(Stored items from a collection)
---
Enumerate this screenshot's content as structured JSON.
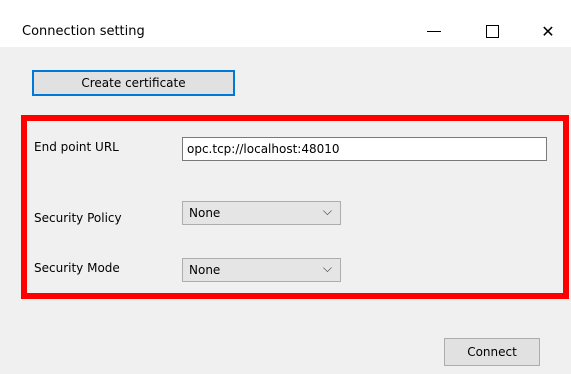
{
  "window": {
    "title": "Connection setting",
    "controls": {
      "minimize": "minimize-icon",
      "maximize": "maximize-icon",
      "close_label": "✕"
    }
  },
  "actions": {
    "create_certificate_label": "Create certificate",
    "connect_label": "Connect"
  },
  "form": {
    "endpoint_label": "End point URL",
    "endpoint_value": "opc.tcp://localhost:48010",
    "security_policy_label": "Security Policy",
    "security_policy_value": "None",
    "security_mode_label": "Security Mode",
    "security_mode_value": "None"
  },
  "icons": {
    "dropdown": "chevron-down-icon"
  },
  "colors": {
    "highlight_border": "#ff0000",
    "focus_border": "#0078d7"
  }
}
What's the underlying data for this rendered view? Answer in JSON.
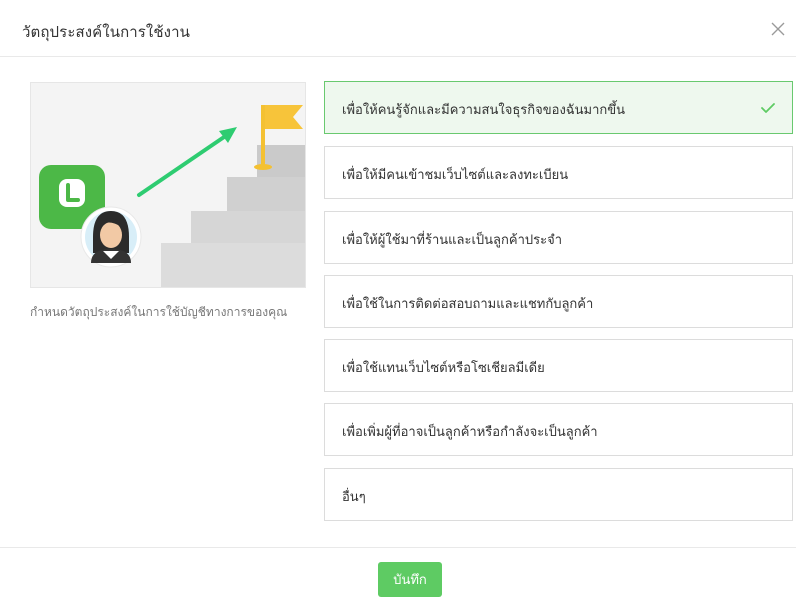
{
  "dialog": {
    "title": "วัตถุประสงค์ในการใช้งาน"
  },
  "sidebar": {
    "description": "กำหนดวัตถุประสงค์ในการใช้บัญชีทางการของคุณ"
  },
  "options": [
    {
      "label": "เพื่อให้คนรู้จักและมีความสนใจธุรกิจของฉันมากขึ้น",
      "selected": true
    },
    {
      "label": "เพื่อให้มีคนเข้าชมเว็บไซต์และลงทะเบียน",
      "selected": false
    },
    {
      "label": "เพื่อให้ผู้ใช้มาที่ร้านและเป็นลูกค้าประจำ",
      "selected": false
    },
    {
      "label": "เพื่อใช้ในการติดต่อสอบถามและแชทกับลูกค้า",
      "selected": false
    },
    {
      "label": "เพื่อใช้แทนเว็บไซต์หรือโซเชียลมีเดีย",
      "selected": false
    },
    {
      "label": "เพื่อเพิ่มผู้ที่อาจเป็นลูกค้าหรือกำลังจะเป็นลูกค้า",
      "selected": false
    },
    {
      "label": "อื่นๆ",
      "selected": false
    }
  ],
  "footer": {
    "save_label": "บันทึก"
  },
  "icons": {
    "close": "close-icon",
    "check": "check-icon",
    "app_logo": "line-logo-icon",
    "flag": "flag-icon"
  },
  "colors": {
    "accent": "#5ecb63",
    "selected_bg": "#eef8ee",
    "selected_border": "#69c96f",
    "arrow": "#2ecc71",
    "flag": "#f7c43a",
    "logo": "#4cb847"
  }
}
---
*Do this*. Every record above should come back exactly, but without its pictures.

*Exercise solution*.
Enumerate this screenshot's content as structured JSON.
{
  "window": {
    "title": "Connection setting",
    "controls": {
      "minimize": "minimize-icon",
      "maximize": "maximize-icon",
      "close_label": "✕"
    }
  },
  "actions": {
    "create_certificate_label": "Create certificate",
    "connect_label": "Connect"
  },
  "form": {
    "endpoint_label": "End point URL",
    "endpoint_value": "opc.tcp://localhost:48010",
    "security_policy_label": "Security Policy",
    "security_policy_value": "None",
    "security_mode_label": "Security Mode",
    "security_mode_value": "None"
  },
  "icons": {
    "dropdown": "chevron-down-icon"
  },
  "colors": {
    "highlight_border": "#ff0000",
    "focus_border": "#0078d7"
  }
}
What's the underlying data for this rendered view? Answer in JSON.
{
  "dialog": {
    "title": "วัตถุประสงค์ในการใช้งาน"
  },
  "sidebar": {
    "description": "กำหนดวัตถุประสงค์ในการใช้บัญชีทางการของคุณ"
  },
  "options": [
    {
      "label": "เพื่อให้คนรู้จักและมีความสนใจธุรกิจของฉันมากขึ้น",
      "selected": true
    },
    {
      "label": "เพื่อให้มีคนเข้าชมเว็บไซต์และลงทะเบียน",
      "selected": false
    },
    {
      "label": "เพื่อให้ผู้ใช้มาที่ร้านและเป็นลูกค้าประจำ",
      "selected": false
    },
    {
      "label": "เพื่อใช้ในการติดต่อสอบถามและแชทกับลูกค้า",
      "selected": false
    },
    {
      "label": "เพื่อใช้แทนเว็บไซต์หรือโซเชียลมีเดีย",
      "selected": false
    },
    {
      "label": "เพื่อเพิ่มผู้ที่อาจเป็นลูกค้าหรือกำลังจะเป็นลูกค้า",
      "selected": false
    },
    {
      "label": "อื่นๆ",
      "selected": false
    }
  ],
  "footer": {
    "save_label": "บันทึก"
  },
  "icons": {
    "close": "close-icon",
    "check": "check-icon",
    "app_logo": "line-logo-icon",
    "flag": "flag-icon"
  },
  "colors": {
    "accent": "#5ecb63",
    "selected_bg": "#eef8ee",
    "selected_border": "#69c96f",
    "arrow": "#2ecc71",
    "flag": "#f7c43a",
    "logo": "#4cb847"
  }
}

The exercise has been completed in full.